• [PROBLEM TO SOLVE] Give all the lines below again, exactly, with no pictures.

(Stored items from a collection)
------------

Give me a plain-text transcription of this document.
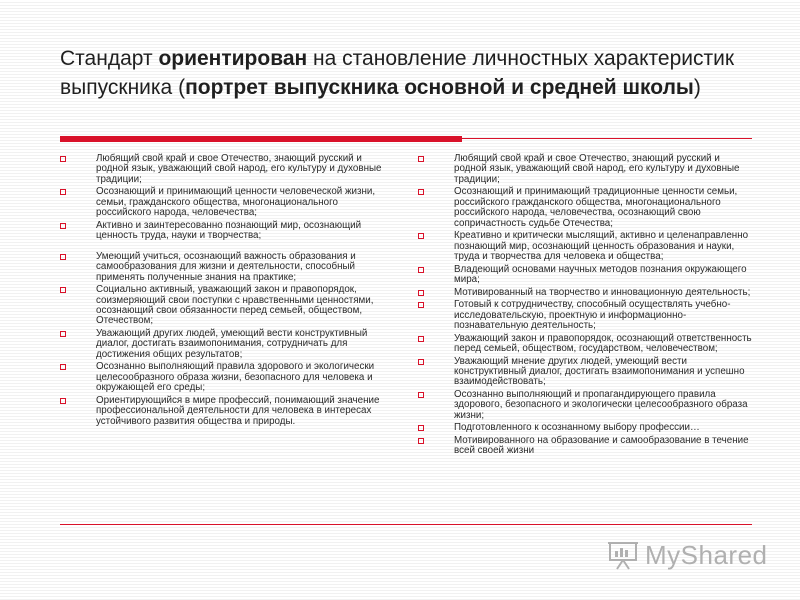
Стандарт ориентирован на становление личностных характеристик выпускника (портрет выпускника основной и средней школы)
Любящий свой край и свое Отечество, знающий русский и родной язык, уважающий свой народ, его культуру и духовные традиции;
Осознающий и принимающий ценности человеческой жизни, семьи, гражданского общества, многонационального российского народа, человечества;
Активно и заинтересованно познающий мир, осознающий ценность труда, науки и творчества;
Умеющий учиться, осознающий важность образования и самообразования для жизни и деятельности, способный применять полученные знания на практике;
Социально активный, уважающий закон и правопорядок, соизмеряющий свои поступки с нравственными ценностями, осознающий свои обязанности перед семьей, обществом, Отечеством;
Уважающий других людей, умеющий вести конструктивный диалог, достигать взаимопонимания, сотрудничать для достижения общих результатов;
Осознанно выполняющий правила здорового и экологически целесообразного образа жизни, безопасного для человека и окружающей его среды;
Ориентирующийся в мире профессий, понимающий значение профессиональной деятельности для человека в интересах устойчивого развития общества и природы.
Любящий свой край и свое Отечество, знающий русский и родной язык, уважающий свой народ, его культуру и духовные традиции;
Осознающий и принимающий традиционные ценности семьи, российского гражданского общества, многонационального российского народа, человечества, осознающий свою сопричастность судьбе Отечества;
Креативно и критически мыслящий, активно и целенаправленно познающий мир, осознающий ценность образования и науки, труда и творчества для человека и общества;
Владеющий основами научных методов познания окружающего мира;
Мотивированный на творчество и инновационную деятельность;
Готовый к сотрудничеству, способный осуществлять учебно-исследовательскую, проектную и информационно-познавательную деятельность;
Уважающий закон и правопорядок, осознающий ответственность перед семьей, обществом, государством, человечеством;
Уважающий мнение других людей, умеющий вести конструктивный диалог, достигать взаимопонимания и успешно взаимодействовать;
Осознанно выполняющий и пропагандирующего правила здорового, безопасного и экологически целесообразного образа жизни;
Подготовленного к осознанному выбору профессии…
Мотивированного на образование и самообразование в течение всей своей жизни
MyShared
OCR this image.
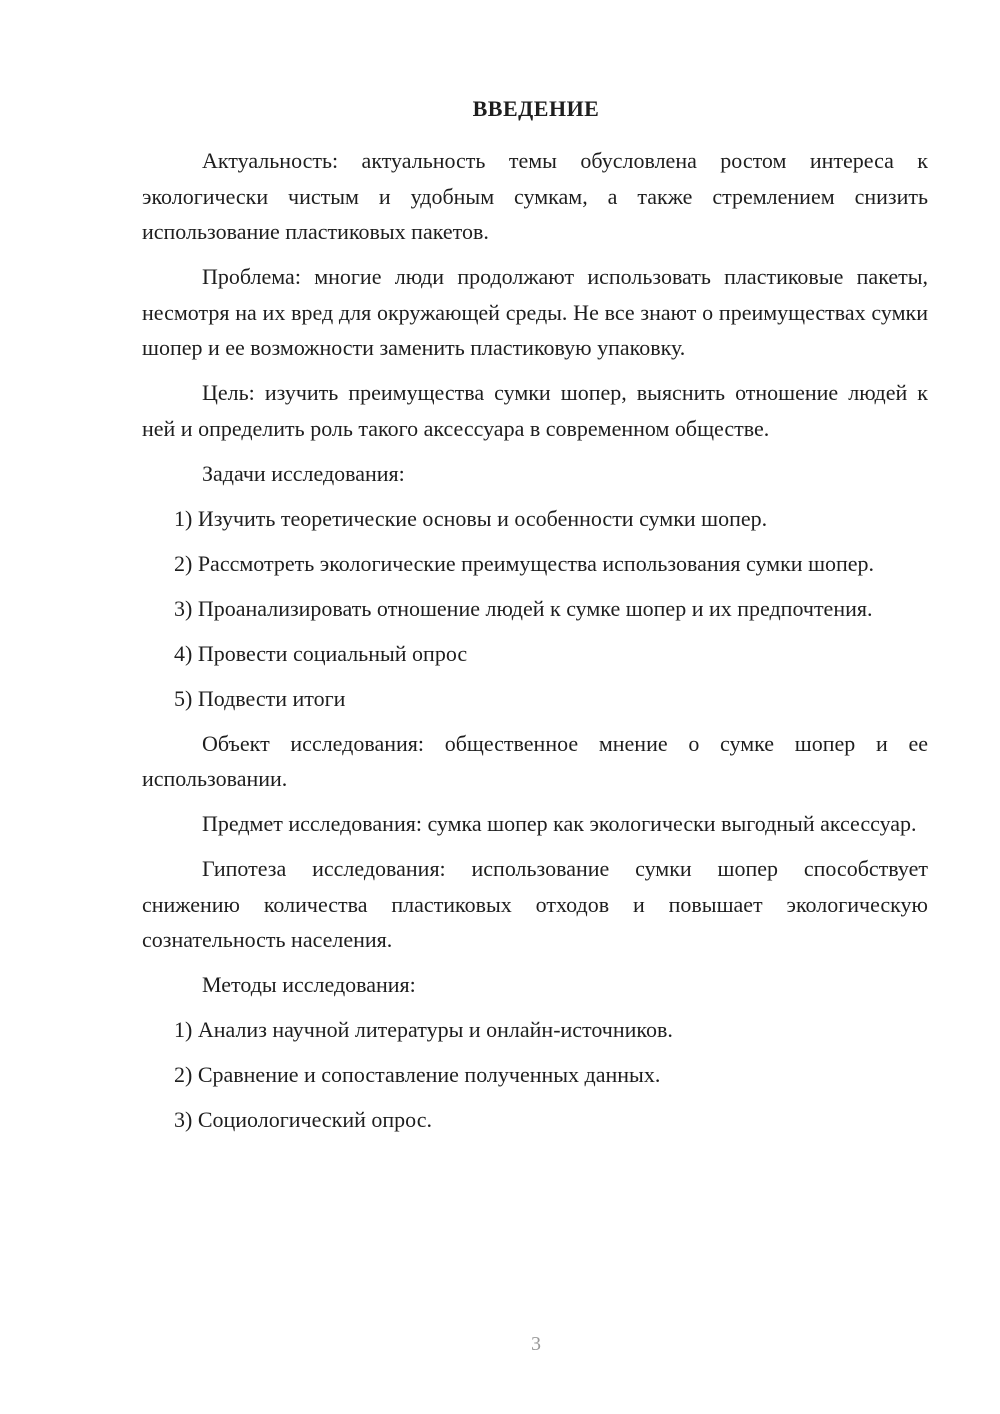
ВВЕДЕНИЕ

Актуальность: актуальность темы обусловлена ростом интереса к экологически чистым и удобным сумкам, а также стремлением снизить использование пластиковых пакетов.

Проблема: многие люди продолжают использовать пластиковые пакеты, несмотря на их вред для окружающей среды. Не все знают о преимуществах сумки шопер и ее возможности заменить пластиковую упаковку.

Цель: изучить преимущества сумки шопер, выяснить отношение людей к ней и определить роль такого аксессуара в современном обществе.

Задачи исследования:

1) Изучить теоретические основы и особенности сумки шопер.

2) Рассмотреть экологические преимущества использования сумки шопер.

3) Проанализировать отношение людей к сумке шопер и их предпочтения.

4) Провести социальный опрос

5) Подвести итоги

Объект исследования: общественное мнение о сумке шопер и ее использовании.

Предмет исследования: сумка шопер как экологически выгодный аксессуар.

Гипотеза исследования: использование сумки шопер способствует снижению количества пластиковых отходов и повышает экологическую сознательность населения.

Методы исследования:

1) Анализ научной литературы и онлайн-источников.

2) Сравнение и сопоставление полученных данных.

3) Социологический опрос.

3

------------

• [RESULT]
Give me a plain-text transcription of this document.
Стандарт ориентирован на становление личностных характеристик выпускника (портрет выпускника основной и средней школы)
Любящий свой край и свое Отечество, знающий русский и родной язык, уважающий свой народ, его культуру и духовные традиции;
Осознающий и принимающий ценности человеческой жизни, семьи, гражданского общества, многонационального российского народа, человечества;
Активно и заинтересованно познающий мир, осознающий ценность труда, науки и творчества;
Умеющий учиться, осознающий важность образования и самообразования для жизни и деятельности, способный применять полученные знания на практике;
Социально активный, уважающий закон и правопорядок, соизмеряющий свои поступки с нравственными ценностями, осознающий свои обязанности перед семьей, обществом, Отечеством;
Уважающий других людей, умеющий вести конструктивный диалог, достигать взаимопонимания, сотрудничать для достижения общих результатов;
Осознанно выполняющий правила здорового и экологически целесообразного образа жизни, безопасного для человека и окружающей его среды;
Ориентирующийся в мире профессий, понимающий значение профессиональной деятельности для человека в интересах устойчивого развития общества и природы.
Любящий свой край и свое Отечество, знающий русский и родной язык, уважающий свой народ, его культуру и духовные традиции;
Осознающий и принимающий традиционные ценности семьи, российского гражданского общества, многонационального российского народа, человечества, осознающий свою сопричастность судьбе Отечества;
Креативно и критически мыслящий, активно и целенаправленно познающий мир, осознающий ценность образования и науки, труда и творчества для человека и общества;
Владеющий основами научных методов познания окружающего мира;
Мотивированный на творчество и инновационную деятельность;
Готовый к сотрудничеству, способный осуществлять учебно-исследовательскую, проектную и информационно-познавательную деятельность;
Уважающий закон и правопорядок, осознающий ответственность перед семьей, обществом, государством, человечеством;
Уважающий мнение других людей, умеющий вести конструктивный диалог, достигать взаимопонимания и успешно взаимодействовать;
Осознанно выполняющий и пропагандирующего правила здорового, безопасного и экологически целесообразного образа жизни;
Подготовленного к осознанному выбору профессии…
Мотивированного на образование и самообразование в течение всей своей жизни
MyShared
OCR this image.
ВВЕДЕНИЕ

Актуальность: актуальность темы обусловлена ростом интереса к экологически чистым и удобным сумкам, а также стремлением снизить использование пластиковых пакетов.

Проблема: многие люди продолжают использовать пластиковые пакеты, несмотря на их вред для окружающей среды. Не все знают о преимуществах сумки шопер и ее возможности заменить пластиковую упаковку.

Цель: изучить преимущества сумки шопер, выяснить отношение людей к ней и определить роль такого аксессуара в современном обществе.

Задачи исследования:

1) Изучить теоретические основы и особенности сумки шопер.

2) Рассмотреть экологические преимущества использования сумки шопер.

3) Проанализировать отношение людей к сумке шопер и их предпочтения.

4) Провести социальный опрос

5) Подвести итоги

Объект исследования: общественное мнение о сумке шопер и ее использовании.

Предмет исследования: сумка шопер как экологически выгодный аксессуар.

Гипотеза исследования: использование сумки шопер способствует снижению количества пластиковых отходов и повышает экологическую сознательность населения.

Методы исследования:

1) Анализ научной литературы и онлайн-источников.

2) Сравнение и сопоставление полученных данных.

3) Социологический опрос.

3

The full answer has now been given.